*Extracted entries:*
┏━━
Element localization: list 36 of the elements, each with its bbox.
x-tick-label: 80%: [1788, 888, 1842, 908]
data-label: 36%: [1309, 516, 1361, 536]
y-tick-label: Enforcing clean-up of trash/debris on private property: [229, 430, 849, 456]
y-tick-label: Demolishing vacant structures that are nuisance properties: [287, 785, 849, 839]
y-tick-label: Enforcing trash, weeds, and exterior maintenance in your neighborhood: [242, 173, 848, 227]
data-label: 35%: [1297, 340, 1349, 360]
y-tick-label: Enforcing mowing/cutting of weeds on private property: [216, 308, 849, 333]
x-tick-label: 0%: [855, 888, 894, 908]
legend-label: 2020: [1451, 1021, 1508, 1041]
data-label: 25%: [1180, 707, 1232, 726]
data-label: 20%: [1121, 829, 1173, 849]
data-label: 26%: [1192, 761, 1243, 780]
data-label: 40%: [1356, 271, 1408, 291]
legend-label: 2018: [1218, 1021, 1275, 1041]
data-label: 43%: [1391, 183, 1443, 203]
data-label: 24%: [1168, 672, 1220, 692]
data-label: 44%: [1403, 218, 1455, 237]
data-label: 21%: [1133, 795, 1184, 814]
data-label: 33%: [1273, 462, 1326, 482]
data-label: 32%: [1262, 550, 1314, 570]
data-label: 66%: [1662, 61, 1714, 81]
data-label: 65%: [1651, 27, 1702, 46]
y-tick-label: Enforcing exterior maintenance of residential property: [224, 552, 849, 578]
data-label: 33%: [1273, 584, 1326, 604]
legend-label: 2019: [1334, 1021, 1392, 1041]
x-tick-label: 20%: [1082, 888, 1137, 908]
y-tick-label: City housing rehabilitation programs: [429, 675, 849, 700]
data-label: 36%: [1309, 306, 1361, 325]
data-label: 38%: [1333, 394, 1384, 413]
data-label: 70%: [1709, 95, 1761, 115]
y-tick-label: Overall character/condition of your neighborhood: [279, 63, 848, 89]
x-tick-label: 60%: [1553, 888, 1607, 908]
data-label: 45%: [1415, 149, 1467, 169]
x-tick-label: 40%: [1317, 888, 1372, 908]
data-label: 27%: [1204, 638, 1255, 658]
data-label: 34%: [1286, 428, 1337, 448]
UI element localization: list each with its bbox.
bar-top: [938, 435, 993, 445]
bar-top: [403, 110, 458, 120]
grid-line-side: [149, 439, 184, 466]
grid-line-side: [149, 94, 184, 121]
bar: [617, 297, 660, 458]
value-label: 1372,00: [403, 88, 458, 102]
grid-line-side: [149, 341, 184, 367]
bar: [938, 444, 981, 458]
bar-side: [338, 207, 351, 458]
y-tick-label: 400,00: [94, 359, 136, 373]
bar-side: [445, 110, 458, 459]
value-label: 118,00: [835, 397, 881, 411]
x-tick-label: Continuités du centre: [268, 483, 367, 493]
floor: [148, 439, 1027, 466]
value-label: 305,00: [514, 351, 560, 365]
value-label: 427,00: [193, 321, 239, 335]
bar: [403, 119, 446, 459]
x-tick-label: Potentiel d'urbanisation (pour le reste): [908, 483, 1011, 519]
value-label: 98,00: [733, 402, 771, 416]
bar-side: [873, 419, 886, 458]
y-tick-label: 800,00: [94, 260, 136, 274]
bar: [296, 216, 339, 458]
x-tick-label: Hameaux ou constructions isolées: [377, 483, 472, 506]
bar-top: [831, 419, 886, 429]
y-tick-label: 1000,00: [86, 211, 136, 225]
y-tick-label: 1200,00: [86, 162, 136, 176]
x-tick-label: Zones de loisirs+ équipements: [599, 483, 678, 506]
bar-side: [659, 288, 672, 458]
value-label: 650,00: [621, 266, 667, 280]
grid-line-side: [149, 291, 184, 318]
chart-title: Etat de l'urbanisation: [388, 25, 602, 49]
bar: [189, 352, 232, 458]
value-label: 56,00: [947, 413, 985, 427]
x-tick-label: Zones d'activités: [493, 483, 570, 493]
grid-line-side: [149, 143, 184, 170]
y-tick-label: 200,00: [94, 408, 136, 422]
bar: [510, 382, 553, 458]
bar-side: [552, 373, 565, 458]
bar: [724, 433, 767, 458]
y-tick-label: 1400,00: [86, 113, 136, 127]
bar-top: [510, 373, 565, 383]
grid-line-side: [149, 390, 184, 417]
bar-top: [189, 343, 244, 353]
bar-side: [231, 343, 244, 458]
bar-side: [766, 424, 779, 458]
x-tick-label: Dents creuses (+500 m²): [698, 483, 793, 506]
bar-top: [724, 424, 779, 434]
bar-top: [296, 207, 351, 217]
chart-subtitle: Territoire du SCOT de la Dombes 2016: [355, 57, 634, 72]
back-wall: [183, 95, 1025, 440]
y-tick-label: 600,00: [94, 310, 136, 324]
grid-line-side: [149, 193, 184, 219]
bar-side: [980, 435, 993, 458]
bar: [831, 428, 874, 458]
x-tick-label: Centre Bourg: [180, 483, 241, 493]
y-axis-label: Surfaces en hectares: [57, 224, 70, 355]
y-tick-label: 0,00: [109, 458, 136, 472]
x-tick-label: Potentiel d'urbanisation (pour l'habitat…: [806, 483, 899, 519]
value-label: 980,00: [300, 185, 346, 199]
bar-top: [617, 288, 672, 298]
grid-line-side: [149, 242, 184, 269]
┗━━
*Task to complete:*
Rewrite all of the lines above, substituting "bar-cap" for every occurrence of "bar-top" and leaving everything else unchanged.

*Output of the task:*
Element localization: list 36 of the elements, each with its bbox.
x-tick-label: 80%: [1788, 888, 1842, 908]
data-label: 36%: [1309, 516, 1361, 536]
y-tick-label: Enforcing clean-up of trash/debris on private property: [229, 430, 849, 456]
y-tick-label: Demolishing vacant structures that are nuisance properties: [287, 785, 849, 839]
y-tick-label: Enforcing trash, weeds, and exterior maintenance in your neighborhood: [242, 173, 848, 227]
data-label: 35%: [1297, 340, 1349, 360]
y-tick-label: Enforcing mowing/cutting of weeds on private property: [216, 308, 849, 333]
x-tick-label: 0%: [855, 888, 894, 908]
legend-label: 2020: [1451, 1021, 1508, 1041]
data-label: 25%: [1180, 707, 1232, 726]
data-label: 20%: [1121, 829, 1173, 849]
data-label: 26%: [1192, 761, 1243, 780]
data-label: 40%: [1356, 271, 1408, 291]
legend-label: 2018: [1218, 1021, 1275, 1041]
data-label: 43%: [1391, 183, 1443, 203]
data-label: 24%: [1168, 672, 1220, 692]
data-label: 44%: [1403, 218, 1455, 237]
data-label: 21%: [1133, 795, 1184, 814]
data-label: 33%: [1273, 462, 1326, 482]
data-label: 32%: [1262, 550, 1314, 570]
data-label: 66%: [1662, 61, 1714, 81]
data-label: 65%: [1651, 27, 1702, 46]
y-tick-label: Enforcing exterior maintenance of residential property: [224, 552, 849, 578]
data-label: 33%: [1273, 584, 1326, 604]
legend-label: 2019: [1334, 1021, 1392, 1041]
x-tick-label: 20%: [1082, 888, 1137, 908]
y-tick-label: City housing rehabilitation programs: [429, 675, 849, 700]
data-label: 36%: [1309, 306, 1361, 325]
data-label: 38%: [1333, 394, 1384, 413]
data-label: 70%: [1709, 95, 1761, 115]
y-tick-label: Overall character/condition of your neighborhood: [279, 63, 848, 89]
x-tick-label: 60%: [1553, 888, 1607, 908]
data-label: 45%: [1415, 149, 1467, 169]
x-tick-label: 40%: [1317, 888, 1372, 908]
data-label: 27%: [1204, 638, 1255, 658]
data-label: 34%: [1286, 428, 1337, 448]
UI element localization: list each with its bbox.
bar-cap: [938, 435, 993, 445]
bar-cap: [403, 110, 458, 120]
grid-line-side: [149, 439, 184, 466]
grid-line-side: [149, 94, 184, 121]
bar: [617, 297, 660, 458]
value-label: 1372,00: [403, 88, 458, 102]
grid-line-side: [149, 341, 184, 367]
bar: [938, 444, 981, 458]
bar-side: [338, 207, 351, 458]
y-tick-label: 400,00: [94, 359, 136, 373]
bar-side: [445, 110, 458, 459]
value-label: 118,00: [835, 397, 881, 411]
x-tick-label: Continuités du centre: [268, 483, 367, 493]
floor: [148, 439, 1027, 466]
value-label: 305,00: [514, 351, 560, 365]
value-label: 427,00: [193, 321, 239, 335]
bar: [403, 119, 446, 459]
x-tick-label: Potentiel d'urbanisation (pour le reste): [908, 483, 1011, 519]
value-label: 98,00: [733, 402, 771, 416]
bar-side: [873, 419, 886, 458]
y-tick-label: 800,00: [94, 260, 136, 274]
bar: [296, 216, 339, 458]
x-tick-label: Hameaux ou constructions isolées: [377, 483, 472, 506]
bar-cap: [831, 419, 886, 429]
y-tick-label: 1000,00: [86, 211, 136, 225]
y-tick-label: 1200,00: [86, 162, 136, 176]
x-tick-label: Zones de loisirs+ équipements: [599, 483, 678, 506]
bar-side: [659, 288, 672, 458]
value-label: 650,00: [621, 266, 667, 280]
grid-line-side: [149, 291, 184, 318]
chart-title: Etat de l'urbanisation: [388, 25, 602, 49]
bar: [189, 352, 232, 458]
value-label: 56,00: [947, 413, 985, 427]
x-tick-label: Zones d'activités: [493, 483, 570, 493]
grid-line-side: [149, 143, 184, 170]
y-tick-label: 200,00: [94, 408, 136, 422]
bar: [510, 382, 553, 458]
bar-side: [552, 373, 565, 458]
bar: [724, 433, 767, 458]
y-tick-label: 1400,00: [86, 113, 136, 127]
bar-cap: [510, 373, 565, 383]
grid-line-side: [149, 390, 184, 417]
bar-cap: [189, 343, 244, 353]
bar-side: [231, 343, 244, 458]
bar-side: [766, 424, 779, 458]
x-tick-label: Dents creuses (+500 m²): [698, 483, 793, 506]
bar-cap: [724, 424, 779, 434]
bar-cap: [296, 207, 351, 217]
chart-subtitle: Territoire du SCOT de la Dombes 2016: [355, 57, 634, 72]
back-wall: [183, 95, 1025, 440]
y-tick-label: 600,00: [94, 310, 136, 324]
grid-line-side: [149, 193, 184, 219]
bar-side: [980, 435, 993, 458]
bar: [831, 428, 874, 458]
x-tick-label: Centre Bourg: [180, 483, 241, 493]
y-axis-label: Surfaces en hectares: [57, 224, 70, 355]
y-tick-label: 0,00: [109, 458, 136, 472]
x-tick-label: Potentiel d'urbanisation (pour l'habitat…: [806, 483, 899, 519]
value-label: 980,00: [300, 185, 346, 199]
bar-cap: [617, 288, 672, 298]
grid-line-side: [149, 242, 184, 269]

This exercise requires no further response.